→ **Provided records**
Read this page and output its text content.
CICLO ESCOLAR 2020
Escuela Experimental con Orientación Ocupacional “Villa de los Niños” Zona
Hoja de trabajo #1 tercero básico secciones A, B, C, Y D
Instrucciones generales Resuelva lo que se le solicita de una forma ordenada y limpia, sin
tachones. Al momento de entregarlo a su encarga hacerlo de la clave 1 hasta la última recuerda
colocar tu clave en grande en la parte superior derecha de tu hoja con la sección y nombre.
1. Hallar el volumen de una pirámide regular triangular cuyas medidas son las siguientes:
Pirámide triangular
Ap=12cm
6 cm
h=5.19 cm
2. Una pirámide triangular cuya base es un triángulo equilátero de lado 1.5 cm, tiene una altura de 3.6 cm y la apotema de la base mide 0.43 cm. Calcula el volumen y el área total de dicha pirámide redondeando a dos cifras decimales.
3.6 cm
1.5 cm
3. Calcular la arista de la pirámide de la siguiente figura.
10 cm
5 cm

→ **What is required**
In the entries above, locate every line with the word "clave" and copy it.

→ **Correct result**
tachones. Al momento de entregarlo a su encarga hacerlo de la clave 1 hasta la última recuerda
colocar tu clave en grande en la parte superior derecha de tu hoja con la sección y nombre.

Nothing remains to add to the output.